• EXERCISE REQUIREMENTS
Below is a listing; copy all of it exactly.

• DATA EXTRACT

^^^^^^^^^^^^^^^^

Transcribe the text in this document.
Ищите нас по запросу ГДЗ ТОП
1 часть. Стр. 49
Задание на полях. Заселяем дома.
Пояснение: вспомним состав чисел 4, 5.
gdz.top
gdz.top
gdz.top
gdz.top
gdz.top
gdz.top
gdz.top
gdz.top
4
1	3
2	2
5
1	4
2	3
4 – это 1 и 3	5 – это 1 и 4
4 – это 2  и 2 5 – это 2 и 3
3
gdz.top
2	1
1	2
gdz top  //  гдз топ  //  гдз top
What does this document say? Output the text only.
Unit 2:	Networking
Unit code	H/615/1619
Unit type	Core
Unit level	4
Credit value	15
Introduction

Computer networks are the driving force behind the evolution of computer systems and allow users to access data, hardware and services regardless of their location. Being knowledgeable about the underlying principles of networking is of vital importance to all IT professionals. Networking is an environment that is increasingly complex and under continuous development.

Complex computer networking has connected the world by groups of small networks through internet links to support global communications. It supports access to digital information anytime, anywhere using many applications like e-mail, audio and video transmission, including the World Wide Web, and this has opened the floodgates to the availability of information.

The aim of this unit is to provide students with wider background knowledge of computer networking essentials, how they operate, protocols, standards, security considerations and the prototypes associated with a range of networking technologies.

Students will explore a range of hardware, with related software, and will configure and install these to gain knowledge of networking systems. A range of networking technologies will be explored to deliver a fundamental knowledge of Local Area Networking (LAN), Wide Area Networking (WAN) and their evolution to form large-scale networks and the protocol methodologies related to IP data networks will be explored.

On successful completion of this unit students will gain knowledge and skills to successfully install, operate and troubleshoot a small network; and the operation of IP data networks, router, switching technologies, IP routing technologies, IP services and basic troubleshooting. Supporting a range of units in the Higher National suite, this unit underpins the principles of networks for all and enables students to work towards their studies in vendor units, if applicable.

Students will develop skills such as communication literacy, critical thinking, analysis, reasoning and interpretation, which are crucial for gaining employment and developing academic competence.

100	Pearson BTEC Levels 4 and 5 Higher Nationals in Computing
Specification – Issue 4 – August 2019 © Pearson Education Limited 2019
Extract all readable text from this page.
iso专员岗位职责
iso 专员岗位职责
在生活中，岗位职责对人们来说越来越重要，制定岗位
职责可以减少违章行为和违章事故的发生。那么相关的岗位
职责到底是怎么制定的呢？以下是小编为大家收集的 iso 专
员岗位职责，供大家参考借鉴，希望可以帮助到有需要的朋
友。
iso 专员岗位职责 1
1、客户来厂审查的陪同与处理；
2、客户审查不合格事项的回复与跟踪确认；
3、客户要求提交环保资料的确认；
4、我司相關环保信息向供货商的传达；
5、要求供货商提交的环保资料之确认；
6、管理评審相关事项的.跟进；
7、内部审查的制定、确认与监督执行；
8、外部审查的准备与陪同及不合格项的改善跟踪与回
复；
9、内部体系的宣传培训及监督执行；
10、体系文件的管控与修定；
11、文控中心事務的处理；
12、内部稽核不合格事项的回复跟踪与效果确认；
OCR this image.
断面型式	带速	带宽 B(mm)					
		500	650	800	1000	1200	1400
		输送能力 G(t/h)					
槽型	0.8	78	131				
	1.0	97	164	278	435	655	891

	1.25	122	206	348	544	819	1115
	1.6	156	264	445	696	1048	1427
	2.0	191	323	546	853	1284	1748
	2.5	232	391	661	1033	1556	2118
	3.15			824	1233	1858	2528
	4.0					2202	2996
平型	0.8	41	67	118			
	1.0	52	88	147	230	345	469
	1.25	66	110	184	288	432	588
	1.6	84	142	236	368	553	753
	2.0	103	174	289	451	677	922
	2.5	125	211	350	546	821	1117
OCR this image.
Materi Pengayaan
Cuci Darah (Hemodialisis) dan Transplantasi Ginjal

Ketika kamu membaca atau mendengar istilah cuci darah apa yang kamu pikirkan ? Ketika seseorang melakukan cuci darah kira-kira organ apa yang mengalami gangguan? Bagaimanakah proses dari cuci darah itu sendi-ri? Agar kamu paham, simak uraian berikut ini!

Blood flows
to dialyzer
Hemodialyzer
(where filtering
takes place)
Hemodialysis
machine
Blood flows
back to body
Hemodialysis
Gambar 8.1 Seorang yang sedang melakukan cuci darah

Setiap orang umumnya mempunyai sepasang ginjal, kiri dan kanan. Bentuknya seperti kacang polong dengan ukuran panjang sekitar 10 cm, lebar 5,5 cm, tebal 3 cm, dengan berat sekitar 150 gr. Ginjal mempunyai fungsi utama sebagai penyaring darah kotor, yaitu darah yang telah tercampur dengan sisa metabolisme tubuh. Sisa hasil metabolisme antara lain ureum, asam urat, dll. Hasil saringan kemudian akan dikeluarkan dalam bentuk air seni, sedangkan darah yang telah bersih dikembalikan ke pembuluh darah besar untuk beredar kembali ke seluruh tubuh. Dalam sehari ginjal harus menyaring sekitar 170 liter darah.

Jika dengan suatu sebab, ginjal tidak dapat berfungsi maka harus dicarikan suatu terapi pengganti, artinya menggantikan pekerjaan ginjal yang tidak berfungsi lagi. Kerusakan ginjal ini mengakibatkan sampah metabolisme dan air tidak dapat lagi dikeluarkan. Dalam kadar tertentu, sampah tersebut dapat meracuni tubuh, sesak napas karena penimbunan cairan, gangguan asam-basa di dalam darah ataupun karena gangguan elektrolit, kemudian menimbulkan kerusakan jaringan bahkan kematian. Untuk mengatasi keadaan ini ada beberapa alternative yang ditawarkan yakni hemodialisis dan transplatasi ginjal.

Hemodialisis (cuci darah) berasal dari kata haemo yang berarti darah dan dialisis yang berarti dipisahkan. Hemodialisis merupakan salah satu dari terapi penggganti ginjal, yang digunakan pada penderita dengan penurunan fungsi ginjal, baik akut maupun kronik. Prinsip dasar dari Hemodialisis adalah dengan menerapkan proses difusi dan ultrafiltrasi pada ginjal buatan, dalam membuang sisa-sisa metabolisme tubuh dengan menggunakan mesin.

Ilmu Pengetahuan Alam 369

^^^^^^^^^^^^^^^^

• TASK OUTPUT
Transcribe the text in this document.
Ищите нас по запросу ГДЗ ТОП
1 часть. Стр. 49
Задание на полях. Заселяем дома.
Пояснение: вспомним состав чисел 4, 5.
gdz.top
gdz.top
gdz.top
gdz.top
gdz.top
gdz.top
gdz.top
gdz.top
4
1	3
2	2
5
1	4
2	3
4 – это 1 и 3	5 – это 1 и 4
4 – это 2  и 2 5 – это 2 и 3
3
gdz.top
2	1
1	2
gdz top  //  гдз топ  //  гдз top
What does this document say? Output the text only.
Unit 2:	Networking
Unit code	H/615/1619
Unit type	Core
Unit level	4
Credit value	15
Introduction

Computer networks are the driving force behind the evolution of computer systems and allow users to access data, hardware and services regardless of their location. Being knowledgeable about the underlying principles of networking is of vital importance to all IT professionals. Networking is an environment that is increasingly complex and under continuous development.

Complex computer networking has connected the world by groups of small networks through internet links to support global communications. It supports access to digital information anytime, anywhere using many applications like e-mail, audio and video transmission, including the World Wide Web, and this has opened the floodgates to the availability of information.

The aim of this unit is to provide students with wider background knowledge of computer networking essentials, how they operate, protocols, standards, security considerations and the prototypes associated with a range of networking technologies.

Students will explore a range of hardware, with related software, and will configure and install these to gain knowledge of networking systems. A range of networking technologies will be explored to deliver a fundamental knowledge of Local Area Networking (LAN), Wide Area Networking (WAN) and their evolution to form large-scale networks and the protocol methodologies related to IP data networks will be explored.

On successful completion of this unit students will gain knowledge and skills to successfully install, operate and troubleshoot a small network; and the operation of IP data networks, router, switching technologies, IP routing technologies, IP services and basic troubleshooting. Supporting a range of units in the Higher National suite, this unit underpins the principles of networks for all and enables students to work towards their studies in vendor units, if applicable.

Students will develop skills such as communication literacy, critical thinking, analysis, reasoning and interpretation, which are crucial for gaining employment and developing academic competence.

100	Pearson BTEC Levels 4 and 5 Higher Nationals in Computing
Specification – Issue 4 – August 2019 © Pearson Education Limited 2019
Extract all readable text from this page.
iso专员岗位职责
iso 专员岗位职责
在生活中，岗位职责对人们来说越来越重要，制定岗位
职责可以减少违章行为和违章事故的发生。那么相关的岗位
职责到底是怎么制定的呢？以下是小编为大家收集的 iso 专
员岗位职责，供大家参考借鉴，希望可以帮助到有需要的朋
友。
iso 专员岗位职责 1
1、客户来厂审查的陪同与处理；
2、客户审查不合格事项的回复与跟踪确认；
3、客户要求提交环保资料的确认；
4、我司相關环保信息向供货商的传达；
5、要求供货商提交的环保资料之确认；
6、管理评審相关事项的.跟进；
7、内部审查的制定、确认与监督执行；
8、外部审查的准备与陪同及不合格项的改善跟踪与回
复；
9、内部体系的宣传培训及监督执行；
10、体系文件的管控与修定；
11、文控中心事務的处理；
12、内部稽核不合格事项的回复跟踪与效果确认；
OCR this image.
断面型式	带速	带宽 B(mm)					
		500	650	800	1000	1200	1400
		输送能力 G(t/h)					
槽型	0.8	78	131				
	1.0	97	164	278	435	655	891

	1.25	122	206	348	544	819	1115
	1.6	156	264	445	696	1048	1427
	2.0	191	323	546	853	1284	1748
	2.5	232	391	661	1033	1556	2118
	3.15			824	1233	1858	2528
	4.0					2202	2996
平型	0.8	41	67	118			
	1.0	52	88	147	230	345	469
	1.25	66	110	184	288	432	588
	1.6	84	142	236	368	553	753
	2.0	103	174	289	451	677	922
	2.5	125	211	350	546	821	1117
OCR this image.
Materi Pengayaan
Cuci Darah (Hemodialisis) dan Transplantasi Ginjal

Ketika kamu membaca atau mendengar istilah cuci darah apa yang kamu pikirkan ? Ketika seseorang melakukan cuci darah kira-kira organ apa yang mengalami gangguan? Bagaimanakah proses dari cuci darah itu sendi-ri? Agar kamu paham, simak uraian berikut ini!

Blood flows
to dialyzer
Hemodialyzer
(where filtering
takes place)
Hemodialysis
machine
Blood flows
back to body
Hemodialysis
Gambar 8.1 Seorang yang sedang melakukan cuci darah

Setiap orang umumnya mempunyai sepasang ginjal, kiri dan kanan. Bentuknya seperti kacang polong dengan ukuran panjang sekitar 10 cm, lebar 5,5 cm, tebal 3 cm, dengan berat sekitar 150 gr. Ginjal mempunyai fungsi utama sebagai penyaring darah kotor, yaitu darah yang telah tercampur dengan sisa metabolisme tubuh. Sisa hasil metabolisme antara lain ureum, asam urat, dll. Hasil saringan kemudian akan dikeluarkan dalam bentuk air seni, sedangkan darah yang telah bersih dikembalikan ke pembuluh darah besar untuk beredar kembali ke seluruh tubuh. Dalam sehari ginjal harus menyaring sekitar 170 liter darah.

Jika dengan suatu sebab, ginjal tidak dapat berfungsi maka harus dicarikan suatu terapi pengganti, artinya menggantikan pekerjaan ginjal yang tidak berfungsi lagi. Kerusakan ginjal ini mengakibatkan sampah metabolisme dan air tidak dapat lagi dikeluarkan. Dalam kadar tertentu, sampah tersebut dapat meracuni tubuh, sesak napas karena penimbunan cairan, gangguan asam-basa di dalam darah ataupun karena gangguan elektrolit, kemudian menimbulkan kerusakan jaringan bahkan kematian. Untuk mengatasi keadaan ini ada beberapa alternative yang ditawarkan yakni hemodialisis dan transplatasi ginjal.

Hemodialisis (cuci darah) berasal dari kata haemo yang berarti darah dan dialisis yang berarti dipisahkan. Hemodialisis merupakan salah satu dari terapi penggganti ginjal, yang digunakan pada penderita dengan penurunan fungsi ginjal, baik akut maupun kronik. Prinsip dasar dari Hemodialisis adalah dengan menerapkan proses difusi dan ultrafiltrasi pada ginjal buatan, dalam membuang sisa-sisa metabolisme tubuh dengan menggunakan mesin.

Ilmu Pengetahuan Alam 369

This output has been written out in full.